Aim of the task »
Say how many lines include the word "from", using only a number.

Material provided »
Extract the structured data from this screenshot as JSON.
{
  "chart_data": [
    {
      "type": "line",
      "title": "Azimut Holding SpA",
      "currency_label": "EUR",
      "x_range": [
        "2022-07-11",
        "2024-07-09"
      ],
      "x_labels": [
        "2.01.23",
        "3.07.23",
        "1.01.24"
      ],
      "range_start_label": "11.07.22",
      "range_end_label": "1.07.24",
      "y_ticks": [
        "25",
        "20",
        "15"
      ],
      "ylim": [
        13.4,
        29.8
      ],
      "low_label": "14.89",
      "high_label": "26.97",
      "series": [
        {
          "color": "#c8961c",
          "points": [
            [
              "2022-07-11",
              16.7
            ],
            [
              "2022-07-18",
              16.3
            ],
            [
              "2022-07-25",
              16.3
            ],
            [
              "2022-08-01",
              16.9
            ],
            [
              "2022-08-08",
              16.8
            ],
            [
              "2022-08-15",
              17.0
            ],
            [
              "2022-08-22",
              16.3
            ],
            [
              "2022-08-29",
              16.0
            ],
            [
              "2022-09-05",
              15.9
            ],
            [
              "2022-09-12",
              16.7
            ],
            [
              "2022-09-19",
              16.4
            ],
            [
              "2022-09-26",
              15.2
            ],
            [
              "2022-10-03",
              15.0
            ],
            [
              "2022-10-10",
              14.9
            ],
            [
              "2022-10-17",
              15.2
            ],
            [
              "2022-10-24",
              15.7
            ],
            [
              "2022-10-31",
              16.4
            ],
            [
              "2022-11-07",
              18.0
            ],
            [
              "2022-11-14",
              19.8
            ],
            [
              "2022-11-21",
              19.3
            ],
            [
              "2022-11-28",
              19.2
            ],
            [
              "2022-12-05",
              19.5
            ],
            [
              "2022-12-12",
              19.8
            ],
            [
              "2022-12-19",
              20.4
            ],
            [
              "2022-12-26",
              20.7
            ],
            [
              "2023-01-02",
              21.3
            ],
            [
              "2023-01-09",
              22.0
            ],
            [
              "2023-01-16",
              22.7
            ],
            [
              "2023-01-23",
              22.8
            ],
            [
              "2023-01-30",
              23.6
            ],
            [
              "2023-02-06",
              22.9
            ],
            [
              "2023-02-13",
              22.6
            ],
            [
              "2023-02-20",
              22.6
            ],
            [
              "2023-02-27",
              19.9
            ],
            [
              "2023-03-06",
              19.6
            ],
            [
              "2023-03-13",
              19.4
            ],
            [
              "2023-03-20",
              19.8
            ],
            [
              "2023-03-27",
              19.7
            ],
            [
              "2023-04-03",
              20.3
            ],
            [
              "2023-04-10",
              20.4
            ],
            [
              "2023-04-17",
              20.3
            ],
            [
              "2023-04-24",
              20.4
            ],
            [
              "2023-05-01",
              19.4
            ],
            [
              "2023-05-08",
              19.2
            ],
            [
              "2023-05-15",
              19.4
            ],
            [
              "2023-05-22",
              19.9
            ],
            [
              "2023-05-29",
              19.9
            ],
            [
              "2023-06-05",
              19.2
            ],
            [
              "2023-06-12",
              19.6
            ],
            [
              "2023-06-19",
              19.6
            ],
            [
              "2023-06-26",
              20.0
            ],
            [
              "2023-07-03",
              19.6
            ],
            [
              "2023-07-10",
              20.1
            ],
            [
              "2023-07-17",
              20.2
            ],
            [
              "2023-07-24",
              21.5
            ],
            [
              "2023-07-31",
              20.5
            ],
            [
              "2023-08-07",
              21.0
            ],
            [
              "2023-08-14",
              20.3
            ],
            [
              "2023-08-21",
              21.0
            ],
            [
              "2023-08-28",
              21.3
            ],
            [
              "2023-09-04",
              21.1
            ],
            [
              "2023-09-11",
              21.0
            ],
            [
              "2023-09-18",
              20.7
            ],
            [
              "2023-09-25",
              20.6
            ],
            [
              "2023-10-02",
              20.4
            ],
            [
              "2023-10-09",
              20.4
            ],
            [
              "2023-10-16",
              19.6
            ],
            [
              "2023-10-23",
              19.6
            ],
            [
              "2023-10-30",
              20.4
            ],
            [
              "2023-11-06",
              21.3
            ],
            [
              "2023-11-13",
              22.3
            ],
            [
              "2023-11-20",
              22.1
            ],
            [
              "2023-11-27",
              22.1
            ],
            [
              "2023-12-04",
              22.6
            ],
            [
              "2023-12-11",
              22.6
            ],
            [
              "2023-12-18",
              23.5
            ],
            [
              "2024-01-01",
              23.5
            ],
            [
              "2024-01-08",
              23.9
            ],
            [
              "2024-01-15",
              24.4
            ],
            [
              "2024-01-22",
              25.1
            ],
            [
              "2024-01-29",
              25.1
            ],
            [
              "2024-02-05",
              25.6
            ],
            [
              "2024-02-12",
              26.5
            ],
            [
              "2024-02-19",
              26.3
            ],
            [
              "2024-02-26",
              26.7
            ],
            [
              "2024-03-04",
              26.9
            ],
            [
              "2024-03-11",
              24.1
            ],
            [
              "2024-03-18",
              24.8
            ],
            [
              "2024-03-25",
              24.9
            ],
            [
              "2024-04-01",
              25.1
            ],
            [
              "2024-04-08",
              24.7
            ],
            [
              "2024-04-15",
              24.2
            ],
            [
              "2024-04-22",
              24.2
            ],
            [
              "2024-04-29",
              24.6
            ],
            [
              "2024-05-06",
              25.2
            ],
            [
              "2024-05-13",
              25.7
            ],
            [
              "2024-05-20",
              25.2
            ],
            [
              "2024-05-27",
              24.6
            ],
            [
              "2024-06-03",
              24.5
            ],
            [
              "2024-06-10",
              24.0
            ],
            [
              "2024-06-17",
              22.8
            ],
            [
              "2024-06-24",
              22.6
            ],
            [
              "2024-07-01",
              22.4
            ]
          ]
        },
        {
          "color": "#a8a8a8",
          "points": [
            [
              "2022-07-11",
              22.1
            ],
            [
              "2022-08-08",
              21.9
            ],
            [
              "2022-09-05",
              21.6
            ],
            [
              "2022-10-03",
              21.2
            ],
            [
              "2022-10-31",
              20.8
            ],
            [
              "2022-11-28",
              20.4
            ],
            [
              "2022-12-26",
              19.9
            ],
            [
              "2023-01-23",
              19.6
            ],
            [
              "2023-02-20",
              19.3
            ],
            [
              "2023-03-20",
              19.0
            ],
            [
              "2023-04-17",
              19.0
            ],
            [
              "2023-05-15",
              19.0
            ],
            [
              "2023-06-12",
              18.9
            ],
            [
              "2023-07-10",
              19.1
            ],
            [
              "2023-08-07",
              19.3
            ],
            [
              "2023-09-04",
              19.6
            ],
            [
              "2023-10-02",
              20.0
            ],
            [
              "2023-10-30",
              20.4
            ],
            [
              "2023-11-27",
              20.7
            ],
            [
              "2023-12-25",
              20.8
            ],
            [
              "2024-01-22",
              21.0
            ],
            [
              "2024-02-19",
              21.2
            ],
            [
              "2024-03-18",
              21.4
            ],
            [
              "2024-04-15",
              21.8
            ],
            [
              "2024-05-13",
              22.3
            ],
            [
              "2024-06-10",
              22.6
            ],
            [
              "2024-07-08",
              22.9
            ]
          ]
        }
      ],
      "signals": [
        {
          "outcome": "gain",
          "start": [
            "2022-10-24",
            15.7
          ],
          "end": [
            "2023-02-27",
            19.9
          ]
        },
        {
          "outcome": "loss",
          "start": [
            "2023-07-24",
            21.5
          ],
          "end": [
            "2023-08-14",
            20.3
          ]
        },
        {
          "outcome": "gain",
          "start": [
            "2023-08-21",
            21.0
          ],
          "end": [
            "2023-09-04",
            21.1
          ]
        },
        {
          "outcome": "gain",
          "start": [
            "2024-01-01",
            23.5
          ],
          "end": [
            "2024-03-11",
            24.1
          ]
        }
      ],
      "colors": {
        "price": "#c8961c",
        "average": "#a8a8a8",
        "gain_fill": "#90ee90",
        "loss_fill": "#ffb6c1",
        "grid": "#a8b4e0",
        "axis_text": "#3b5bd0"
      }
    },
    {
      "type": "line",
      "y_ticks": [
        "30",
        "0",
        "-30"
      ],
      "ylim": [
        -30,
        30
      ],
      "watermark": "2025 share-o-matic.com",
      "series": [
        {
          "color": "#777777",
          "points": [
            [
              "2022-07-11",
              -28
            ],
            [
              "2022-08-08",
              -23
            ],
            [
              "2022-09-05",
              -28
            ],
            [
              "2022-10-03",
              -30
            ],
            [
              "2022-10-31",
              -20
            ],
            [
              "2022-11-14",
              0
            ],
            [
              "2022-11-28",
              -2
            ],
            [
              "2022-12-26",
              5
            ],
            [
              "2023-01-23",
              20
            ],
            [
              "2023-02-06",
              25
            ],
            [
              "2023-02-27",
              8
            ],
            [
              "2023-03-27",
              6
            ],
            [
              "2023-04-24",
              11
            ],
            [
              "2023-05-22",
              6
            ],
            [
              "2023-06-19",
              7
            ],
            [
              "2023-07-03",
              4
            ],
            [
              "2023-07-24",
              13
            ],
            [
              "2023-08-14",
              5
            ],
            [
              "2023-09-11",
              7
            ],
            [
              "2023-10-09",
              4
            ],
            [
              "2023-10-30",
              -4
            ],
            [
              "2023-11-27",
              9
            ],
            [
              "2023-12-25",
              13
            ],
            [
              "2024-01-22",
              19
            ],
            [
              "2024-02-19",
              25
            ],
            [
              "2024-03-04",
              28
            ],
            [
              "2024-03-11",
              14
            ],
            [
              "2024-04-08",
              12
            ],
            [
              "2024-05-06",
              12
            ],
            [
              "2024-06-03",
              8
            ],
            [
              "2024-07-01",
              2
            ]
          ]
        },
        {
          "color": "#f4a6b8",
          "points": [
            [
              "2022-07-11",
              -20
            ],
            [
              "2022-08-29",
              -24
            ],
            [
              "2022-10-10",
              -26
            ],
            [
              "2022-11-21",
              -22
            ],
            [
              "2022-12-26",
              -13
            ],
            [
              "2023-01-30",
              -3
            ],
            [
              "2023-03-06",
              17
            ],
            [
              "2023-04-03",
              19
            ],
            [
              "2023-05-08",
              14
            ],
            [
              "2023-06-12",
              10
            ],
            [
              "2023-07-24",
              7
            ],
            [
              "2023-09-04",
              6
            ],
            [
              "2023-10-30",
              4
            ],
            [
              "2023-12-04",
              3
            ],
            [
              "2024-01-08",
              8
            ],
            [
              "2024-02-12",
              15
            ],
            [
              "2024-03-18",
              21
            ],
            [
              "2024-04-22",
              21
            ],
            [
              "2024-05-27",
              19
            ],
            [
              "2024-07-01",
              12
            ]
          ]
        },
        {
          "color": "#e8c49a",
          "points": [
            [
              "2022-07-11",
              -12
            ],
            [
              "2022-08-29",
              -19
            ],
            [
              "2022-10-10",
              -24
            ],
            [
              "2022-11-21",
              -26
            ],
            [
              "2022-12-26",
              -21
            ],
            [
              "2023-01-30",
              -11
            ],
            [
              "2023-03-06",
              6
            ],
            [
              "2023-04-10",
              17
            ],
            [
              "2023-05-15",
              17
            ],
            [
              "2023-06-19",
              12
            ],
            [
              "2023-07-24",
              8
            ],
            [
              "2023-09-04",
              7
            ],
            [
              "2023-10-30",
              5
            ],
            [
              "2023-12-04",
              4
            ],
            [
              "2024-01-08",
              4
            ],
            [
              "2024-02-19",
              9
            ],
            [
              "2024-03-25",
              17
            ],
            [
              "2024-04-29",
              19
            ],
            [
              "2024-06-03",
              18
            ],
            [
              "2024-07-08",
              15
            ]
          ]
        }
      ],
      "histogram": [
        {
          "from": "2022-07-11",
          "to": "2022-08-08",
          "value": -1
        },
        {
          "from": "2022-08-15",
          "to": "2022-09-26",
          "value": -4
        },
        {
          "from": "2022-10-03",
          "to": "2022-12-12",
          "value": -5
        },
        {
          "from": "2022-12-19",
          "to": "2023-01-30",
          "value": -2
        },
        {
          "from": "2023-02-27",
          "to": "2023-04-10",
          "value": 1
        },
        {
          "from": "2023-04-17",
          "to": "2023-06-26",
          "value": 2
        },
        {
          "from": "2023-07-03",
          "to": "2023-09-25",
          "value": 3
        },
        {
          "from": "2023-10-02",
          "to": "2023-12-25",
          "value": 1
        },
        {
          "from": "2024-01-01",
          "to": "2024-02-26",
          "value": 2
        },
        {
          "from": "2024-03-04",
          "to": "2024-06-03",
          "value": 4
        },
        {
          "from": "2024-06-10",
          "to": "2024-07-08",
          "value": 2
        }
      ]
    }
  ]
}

Task response »
12